- _What is being asked_: Some lines in the listing below may include the string "place". How many are there? Give only the number.

- _Records shown_:
=-=-=

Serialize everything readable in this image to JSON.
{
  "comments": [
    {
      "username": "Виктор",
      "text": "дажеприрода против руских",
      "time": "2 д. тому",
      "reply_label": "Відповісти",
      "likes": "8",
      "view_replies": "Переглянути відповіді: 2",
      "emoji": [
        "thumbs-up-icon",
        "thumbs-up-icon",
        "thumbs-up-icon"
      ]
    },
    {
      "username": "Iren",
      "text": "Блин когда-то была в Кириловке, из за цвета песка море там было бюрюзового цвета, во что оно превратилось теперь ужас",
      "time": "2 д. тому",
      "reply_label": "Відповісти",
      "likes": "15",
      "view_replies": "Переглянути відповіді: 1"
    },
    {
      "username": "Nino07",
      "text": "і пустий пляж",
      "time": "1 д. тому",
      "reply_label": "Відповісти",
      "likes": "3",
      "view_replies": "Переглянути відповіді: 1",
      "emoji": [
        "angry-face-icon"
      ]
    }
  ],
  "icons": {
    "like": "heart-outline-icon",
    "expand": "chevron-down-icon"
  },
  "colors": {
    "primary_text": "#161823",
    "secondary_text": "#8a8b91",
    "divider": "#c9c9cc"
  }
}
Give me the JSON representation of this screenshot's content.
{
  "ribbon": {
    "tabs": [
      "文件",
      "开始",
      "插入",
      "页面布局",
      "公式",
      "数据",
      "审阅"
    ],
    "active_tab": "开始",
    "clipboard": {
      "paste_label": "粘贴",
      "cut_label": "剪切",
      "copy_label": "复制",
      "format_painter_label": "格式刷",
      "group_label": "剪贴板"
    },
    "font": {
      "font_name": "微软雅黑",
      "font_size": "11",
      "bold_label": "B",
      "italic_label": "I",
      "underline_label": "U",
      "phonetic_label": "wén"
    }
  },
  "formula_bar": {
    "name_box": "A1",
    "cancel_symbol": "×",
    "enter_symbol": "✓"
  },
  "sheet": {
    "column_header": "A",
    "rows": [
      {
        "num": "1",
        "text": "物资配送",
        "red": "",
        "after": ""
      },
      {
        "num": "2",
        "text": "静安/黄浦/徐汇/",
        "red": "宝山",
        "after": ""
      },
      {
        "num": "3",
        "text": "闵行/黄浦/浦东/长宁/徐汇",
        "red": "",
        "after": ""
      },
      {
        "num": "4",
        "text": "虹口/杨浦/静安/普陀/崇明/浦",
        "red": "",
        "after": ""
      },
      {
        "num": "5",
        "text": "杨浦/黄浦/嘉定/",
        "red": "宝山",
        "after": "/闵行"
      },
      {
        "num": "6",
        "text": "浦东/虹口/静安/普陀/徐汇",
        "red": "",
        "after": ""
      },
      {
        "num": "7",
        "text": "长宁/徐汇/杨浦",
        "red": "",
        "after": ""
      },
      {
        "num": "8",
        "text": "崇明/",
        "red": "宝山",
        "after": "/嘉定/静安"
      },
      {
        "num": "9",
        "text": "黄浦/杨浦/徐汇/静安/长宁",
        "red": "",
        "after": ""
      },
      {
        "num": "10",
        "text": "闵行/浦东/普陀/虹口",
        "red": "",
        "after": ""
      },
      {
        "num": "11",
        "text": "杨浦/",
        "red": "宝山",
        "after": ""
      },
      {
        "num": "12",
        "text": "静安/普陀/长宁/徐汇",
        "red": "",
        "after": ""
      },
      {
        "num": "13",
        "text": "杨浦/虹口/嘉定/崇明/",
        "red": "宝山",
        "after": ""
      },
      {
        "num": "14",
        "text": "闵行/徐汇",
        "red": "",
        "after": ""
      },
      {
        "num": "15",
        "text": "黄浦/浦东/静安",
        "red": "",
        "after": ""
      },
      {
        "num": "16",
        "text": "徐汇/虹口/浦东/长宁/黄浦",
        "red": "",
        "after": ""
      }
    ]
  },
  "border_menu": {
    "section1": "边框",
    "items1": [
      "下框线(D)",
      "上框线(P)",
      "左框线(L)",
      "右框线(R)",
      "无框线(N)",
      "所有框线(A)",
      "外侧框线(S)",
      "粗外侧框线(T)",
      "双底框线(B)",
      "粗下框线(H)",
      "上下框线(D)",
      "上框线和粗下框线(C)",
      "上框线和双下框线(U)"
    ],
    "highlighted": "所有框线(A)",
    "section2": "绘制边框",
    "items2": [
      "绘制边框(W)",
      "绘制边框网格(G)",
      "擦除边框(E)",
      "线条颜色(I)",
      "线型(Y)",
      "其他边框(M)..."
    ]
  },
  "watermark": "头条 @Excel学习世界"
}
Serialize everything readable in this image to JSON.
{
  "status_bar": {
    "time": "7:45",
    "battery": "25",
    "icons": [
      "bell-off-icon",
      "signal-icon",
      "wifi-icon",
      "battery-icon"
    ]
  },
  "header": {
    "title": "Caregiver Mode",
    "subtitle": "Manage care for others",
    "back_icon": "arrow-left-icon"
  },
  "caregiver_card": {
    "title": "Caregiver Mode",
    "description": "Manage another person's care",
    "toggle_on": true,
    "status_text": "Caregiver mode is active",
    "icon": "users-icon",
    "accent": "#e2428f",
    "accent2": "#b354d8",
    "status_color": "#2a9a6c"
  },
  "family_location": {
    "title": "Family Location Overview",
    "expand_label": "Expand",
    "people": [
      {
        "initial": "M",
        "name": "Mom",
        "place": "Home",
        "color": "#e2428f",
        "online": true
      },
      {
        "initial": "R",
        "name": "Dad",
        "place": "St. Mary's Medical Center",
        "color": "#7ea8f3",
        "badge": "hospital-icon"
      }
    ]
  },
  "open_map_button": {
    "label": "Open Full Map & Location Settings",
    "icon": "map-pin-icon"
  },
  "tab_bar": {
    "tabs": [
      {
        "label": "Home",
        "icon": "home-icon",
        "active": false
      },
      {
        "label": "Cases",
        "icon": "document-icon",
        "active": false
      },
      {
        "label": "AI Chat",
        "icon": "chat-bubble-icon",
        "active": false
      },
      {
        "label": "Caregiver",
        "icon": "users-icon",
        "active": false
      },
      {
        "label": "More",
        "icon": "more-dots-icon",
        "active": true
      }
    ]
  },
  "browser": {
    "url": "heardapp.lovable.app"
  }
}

=-=-=

- _Response_: 2